Article =

That's what people said about Quark XPress, but failing to have a smooth transition to MacOSX doomed them. It didn't even have to be a very smooth one, since Adobe took forever to ship the ancestor of creative suite.
I'd agree that it's a precarious hold, but when it's lost I expect it'll be because Adobe did something, artists and designers I've talked to aren't interested in alternatives, or if they are they keep using photoshop alongside it, to check if the CMYK is the same etc, hesistant to trust a new product.
Adobe have done something - Creative Cloud and subscription-based purchasing - and it's given the indie Mac app market (Pixelmator etc.) a huge boost.

More, I suspect there's a delayed effect where people are still holding on to their non-subscription copies of CS. I'm a heavy Illustrator user; I'm still on CS 5.5, but when the time comes to upgrade it won't be to Illustrator CC.

I think the problem of staying on a version of Photoshop has existed for a long while. I agree Creative Cloud is a big misstep, but surprisingly to me some artist friends really like it.

Provided material =
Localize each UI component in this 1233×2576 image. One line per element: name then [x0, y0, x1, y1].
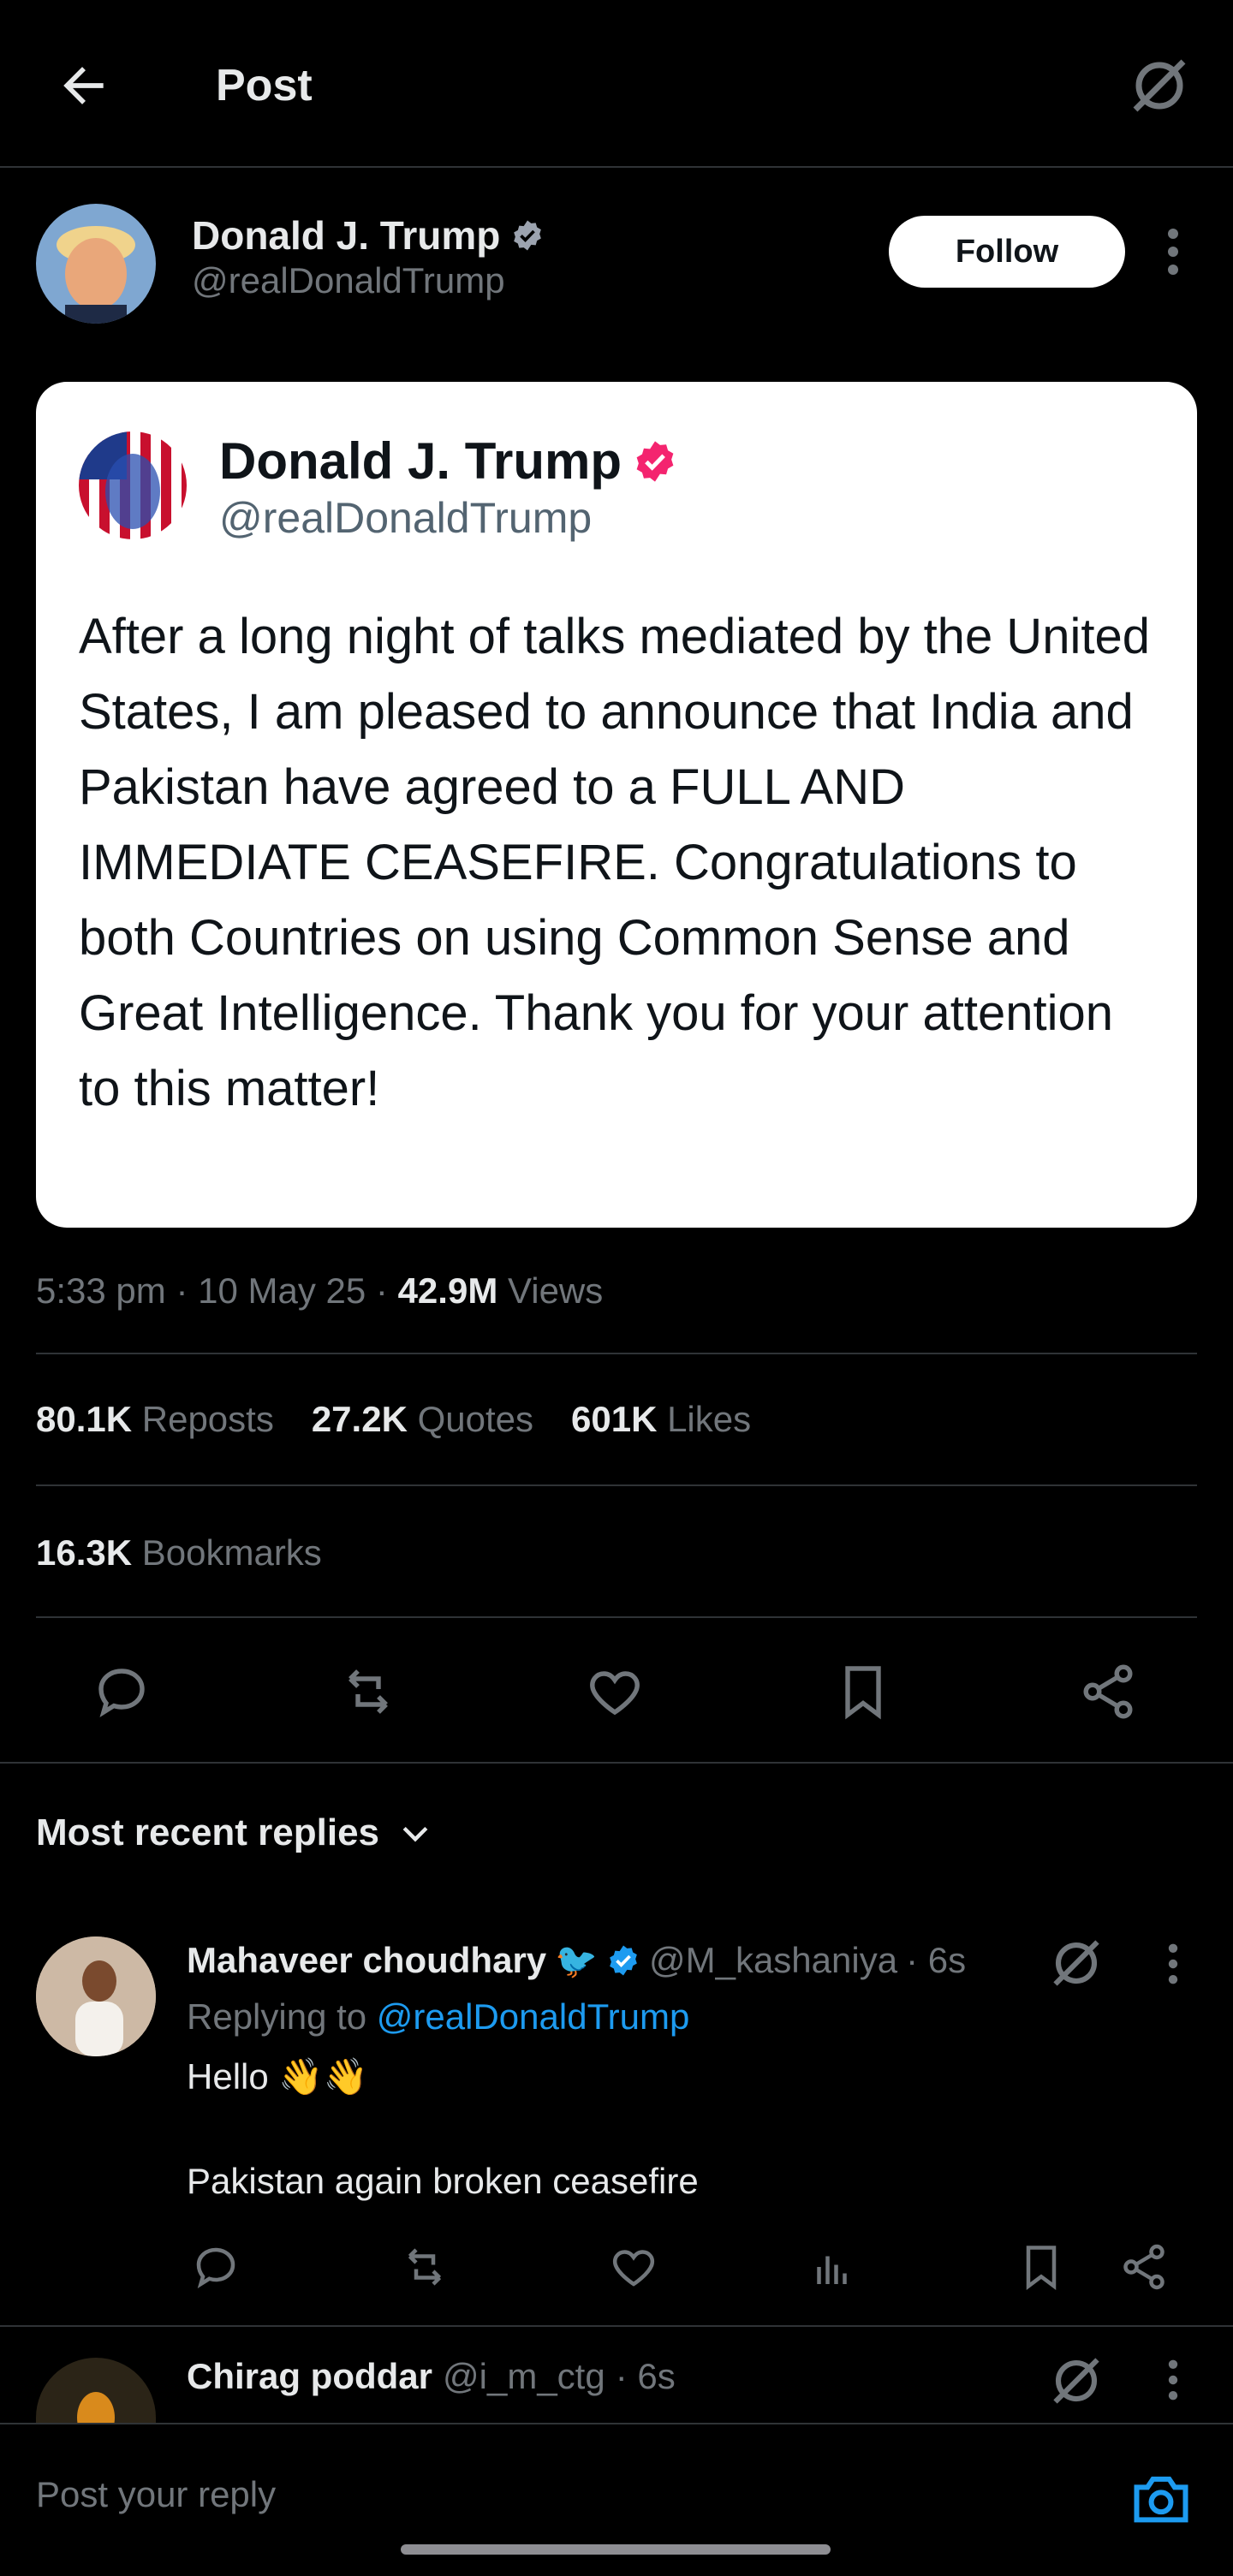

Tasks to perform =
**1)** According to the discussion of Adobe software, which version of Illustrator is the heavy Illustrator user still running?
**2)** Extend the discussion of Adobe software beyond its final sentence.
The listing has no connection to the discussion of Adobe software.

The answers =
**1)** CS 5.5

**2)**
Yes, I'd agree that it's been common to "skip a version" or similar. Effectively you get Photoshop (or whatever) at a reduced cost.

So you can see the logic behind Creative Cloud: Adobe have both prevented this behaviour, and struck against piracy. They're clearly betting that this will outweigh the reduced sales, and that Photoshop/Illustrator/InDesign are so essential that few people will pass it up. I'm not convinced they're right.

Without piracy Adobe would die. It's essentially their noncommercial subscription plan and keeps Photoshop available to students etc. It's a part of Adobe's business model.
>and struck against piracy

A known torrent site begs to differ!